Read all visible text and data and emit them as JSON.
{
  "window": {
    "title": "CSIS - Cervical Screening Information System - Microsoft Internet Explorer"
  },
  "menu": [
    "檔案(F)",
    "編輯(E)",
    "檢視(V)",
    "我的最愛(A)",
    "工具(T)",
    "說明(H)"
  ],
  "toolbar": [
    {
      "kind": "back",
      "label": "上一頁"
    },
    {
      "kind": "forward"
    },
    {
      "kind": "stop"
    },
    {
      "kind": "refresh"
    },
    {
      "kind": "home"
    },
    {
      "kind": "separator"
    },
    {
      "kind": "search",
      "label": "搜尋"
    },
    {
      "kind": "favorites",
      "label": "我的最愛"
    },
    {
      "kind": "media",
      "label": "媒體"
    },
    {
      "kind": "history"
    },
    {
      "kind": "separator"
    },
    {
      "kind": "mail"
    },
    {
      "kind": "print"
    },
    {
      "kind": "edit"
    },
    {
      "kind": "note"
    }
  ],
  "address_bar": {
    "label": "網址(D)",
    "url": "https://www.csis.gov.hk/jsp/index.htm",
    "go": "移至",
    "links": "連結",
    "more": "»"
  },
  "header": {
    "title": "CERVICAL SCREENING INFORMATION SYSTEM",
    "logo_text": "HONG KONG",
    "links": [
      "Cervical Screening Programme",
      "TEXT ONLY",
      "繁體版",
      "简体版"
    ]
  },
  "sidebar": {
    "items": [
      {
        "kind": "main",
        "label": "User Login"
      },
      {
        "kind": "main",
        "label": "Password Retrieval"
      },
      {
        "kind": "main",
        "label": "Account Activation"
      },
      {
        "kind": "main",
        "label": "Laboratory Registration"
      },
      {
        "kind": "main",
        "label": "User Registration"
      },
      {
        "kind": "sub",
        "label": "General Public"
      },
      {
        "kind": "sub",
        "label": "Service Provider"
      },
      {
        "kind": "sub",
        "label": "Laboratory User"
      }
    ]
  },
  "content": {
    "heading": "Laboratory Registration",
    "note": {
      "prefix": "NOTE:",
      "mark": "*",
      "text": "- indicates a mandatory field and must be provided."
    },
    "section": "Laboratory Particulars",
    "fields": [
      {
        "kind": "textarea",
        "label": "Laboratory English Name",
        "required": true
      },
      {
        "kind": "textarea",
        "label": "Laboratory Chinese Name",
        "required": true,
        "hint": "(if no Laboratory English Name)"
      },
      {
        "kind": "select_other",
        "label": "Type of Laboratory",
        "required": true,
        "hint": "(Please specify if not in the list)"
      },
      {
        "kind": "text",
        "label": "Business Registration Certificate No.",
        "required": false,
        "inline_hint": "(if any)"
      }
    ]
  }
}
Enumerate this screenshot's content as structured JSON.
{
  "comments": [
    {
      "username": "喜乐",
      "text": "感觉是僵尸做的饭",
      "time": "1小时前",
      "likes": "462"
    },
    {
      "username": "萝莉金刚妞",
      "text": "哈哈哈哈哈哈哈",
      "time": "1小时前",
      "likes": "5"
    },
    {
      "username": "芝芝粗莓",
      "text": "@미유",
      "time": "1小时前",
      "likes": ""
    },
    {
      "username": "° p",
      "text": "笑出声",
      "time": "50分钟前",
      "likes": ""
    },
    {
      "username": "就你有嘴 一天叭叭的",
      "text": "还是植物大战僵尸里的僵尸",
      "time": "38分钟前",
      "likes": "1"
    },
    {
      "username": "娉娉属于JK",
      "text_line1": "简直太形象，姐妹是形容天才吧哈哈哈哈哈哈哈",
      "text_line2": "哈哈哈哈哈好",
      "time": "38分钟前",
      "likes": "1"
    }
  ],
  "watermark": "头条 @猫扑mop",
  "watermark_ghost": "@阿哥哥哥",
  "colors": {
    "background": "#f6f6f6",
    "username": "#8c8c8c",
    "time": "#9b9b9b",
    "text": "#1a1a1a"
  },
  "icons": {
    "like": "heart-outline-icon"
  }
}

---

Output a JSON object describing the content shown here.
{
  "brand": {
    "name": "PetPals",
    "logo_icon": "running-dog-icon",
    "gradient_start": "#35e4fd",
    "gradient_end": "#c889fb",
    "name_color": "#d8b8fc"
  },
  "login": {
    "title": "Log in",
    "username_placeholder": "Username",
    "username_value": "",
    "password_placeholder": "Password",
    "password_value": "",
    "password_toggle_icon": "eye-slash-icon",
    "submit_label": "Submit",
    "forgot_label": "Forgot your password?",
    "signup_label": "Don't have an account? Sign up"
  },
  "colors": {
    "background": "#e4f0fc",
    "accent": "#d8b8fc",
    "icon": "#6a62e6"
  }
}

* * *

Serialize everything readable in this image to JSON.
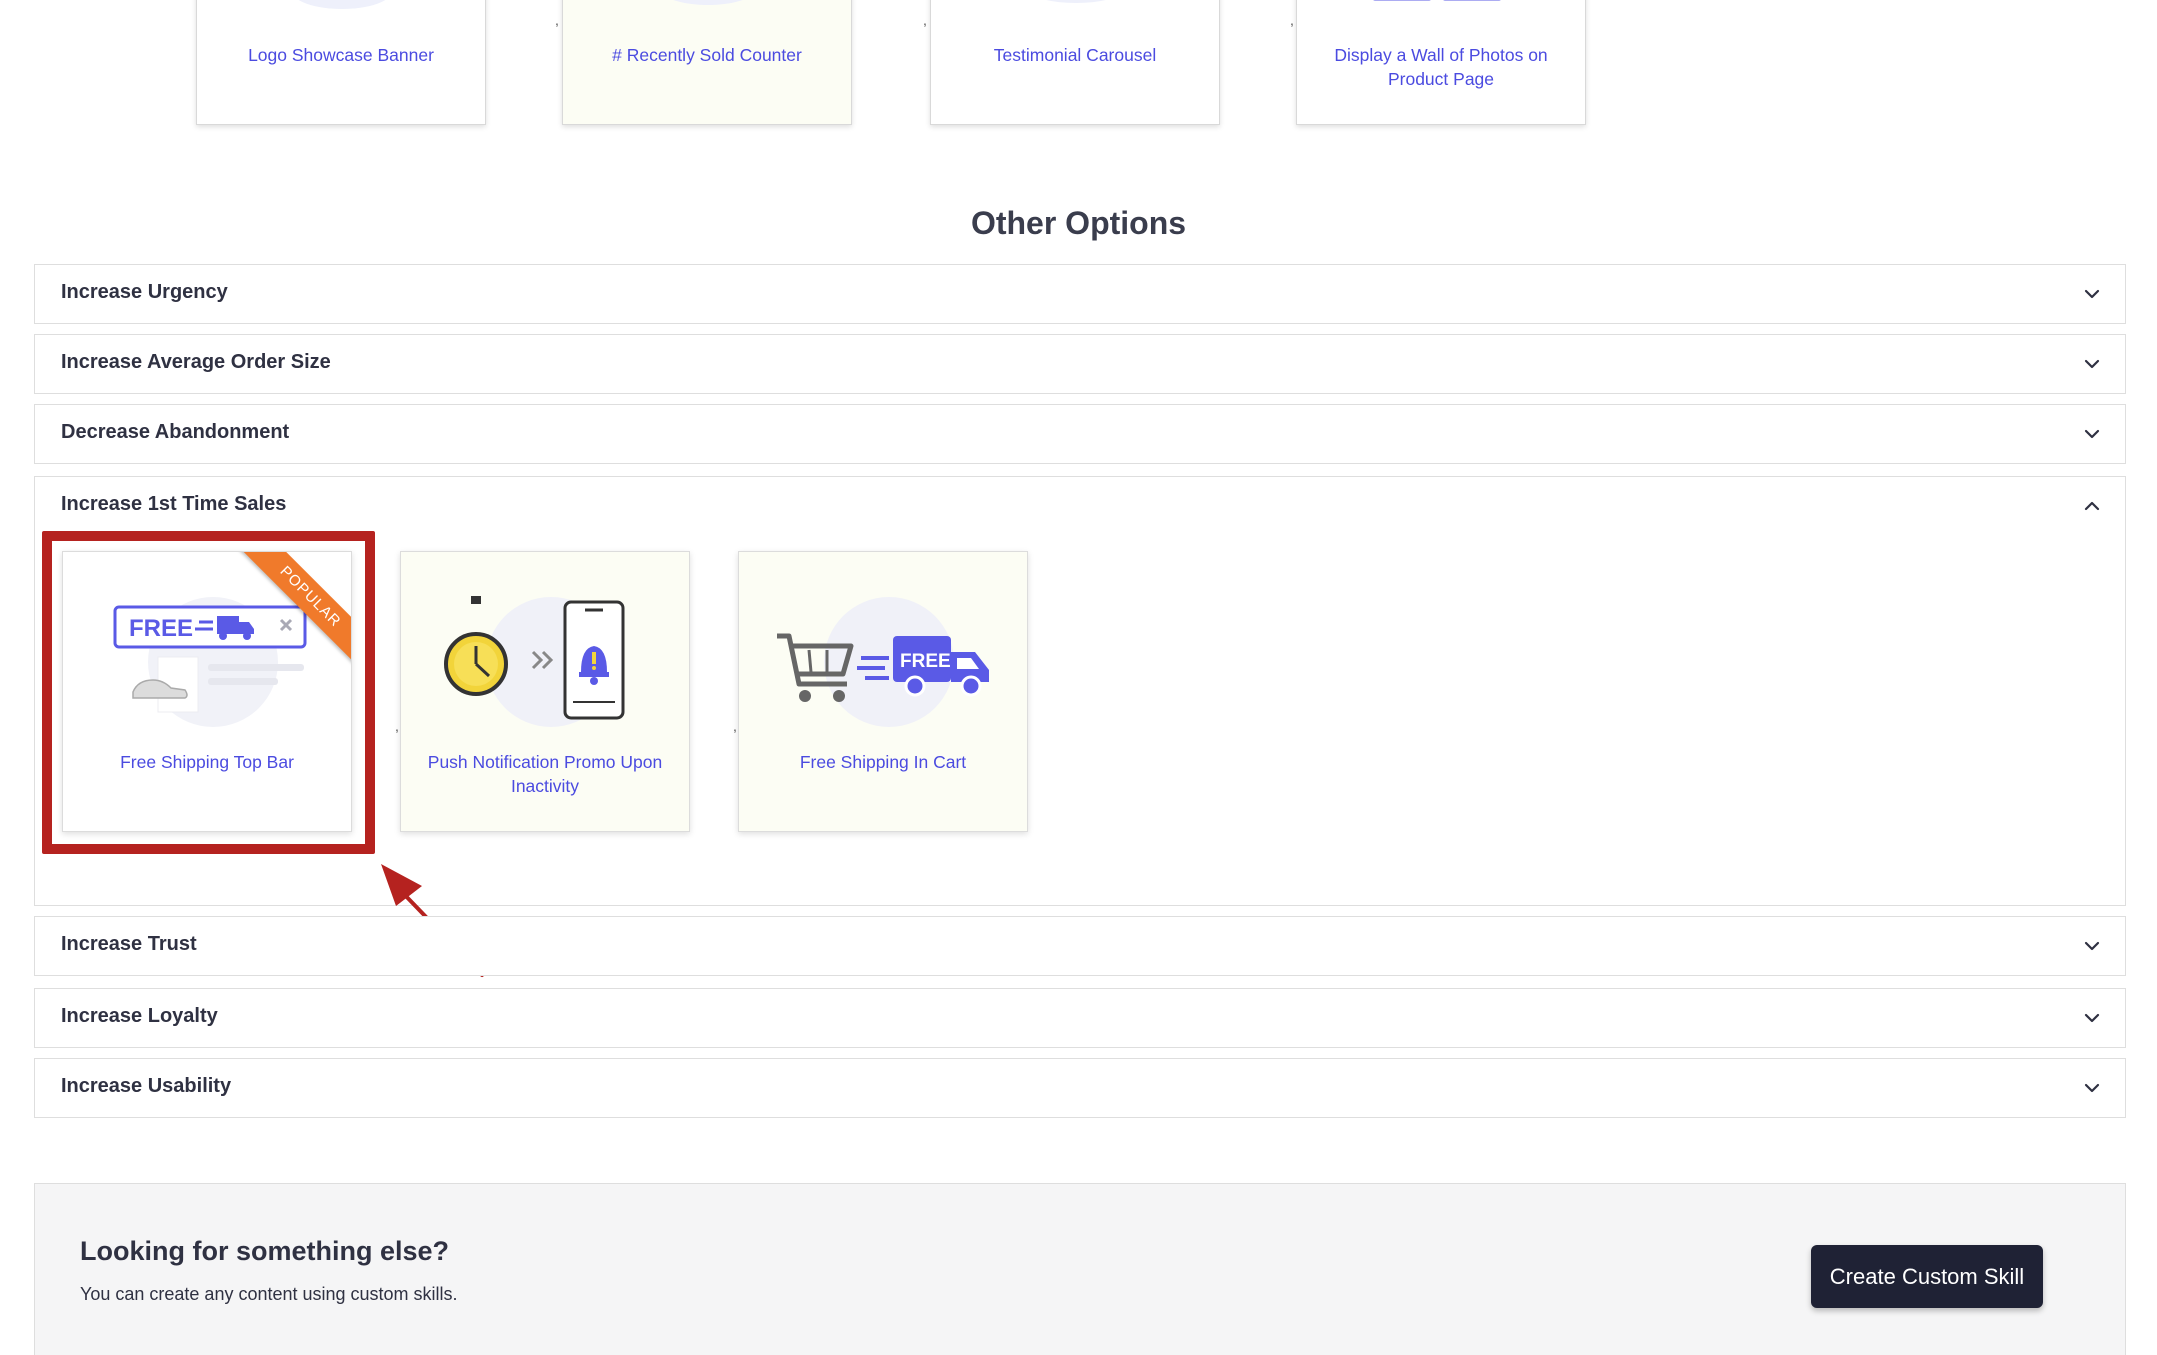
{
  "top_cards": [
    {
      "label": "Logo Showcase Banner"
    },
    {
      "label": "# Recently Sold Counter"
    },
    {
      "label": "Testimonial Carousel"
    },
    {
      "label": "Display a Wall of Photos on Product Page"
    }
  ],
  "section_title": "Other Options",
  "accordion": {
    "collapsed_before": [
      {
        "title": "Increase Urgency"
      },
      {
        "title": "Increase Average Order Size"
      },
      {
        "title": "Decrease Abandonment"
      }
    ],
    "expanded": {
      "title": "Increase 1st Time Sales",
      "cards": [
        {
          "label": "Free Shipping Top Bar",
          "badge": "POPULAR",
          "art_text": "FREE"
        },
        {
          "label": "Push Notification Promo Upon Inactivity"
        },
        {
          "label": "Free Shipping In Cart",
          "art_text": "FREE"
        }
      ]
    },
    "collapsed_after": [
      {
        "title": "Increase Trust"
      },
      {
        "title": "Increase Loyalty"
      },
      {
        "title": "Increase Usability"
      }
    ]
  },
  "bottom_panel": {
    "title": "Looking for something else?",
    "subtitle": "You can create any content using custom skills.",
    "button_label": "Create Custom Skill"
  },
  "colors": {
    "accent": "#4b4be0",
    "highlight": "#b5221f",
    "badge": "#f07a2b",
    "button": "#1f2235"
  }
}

_Problem to solve_
Copy out every line where the word "background" occurs.

_Completed exercise_
    "background": "#f6f6f6",
    "background": "#e4f0fc",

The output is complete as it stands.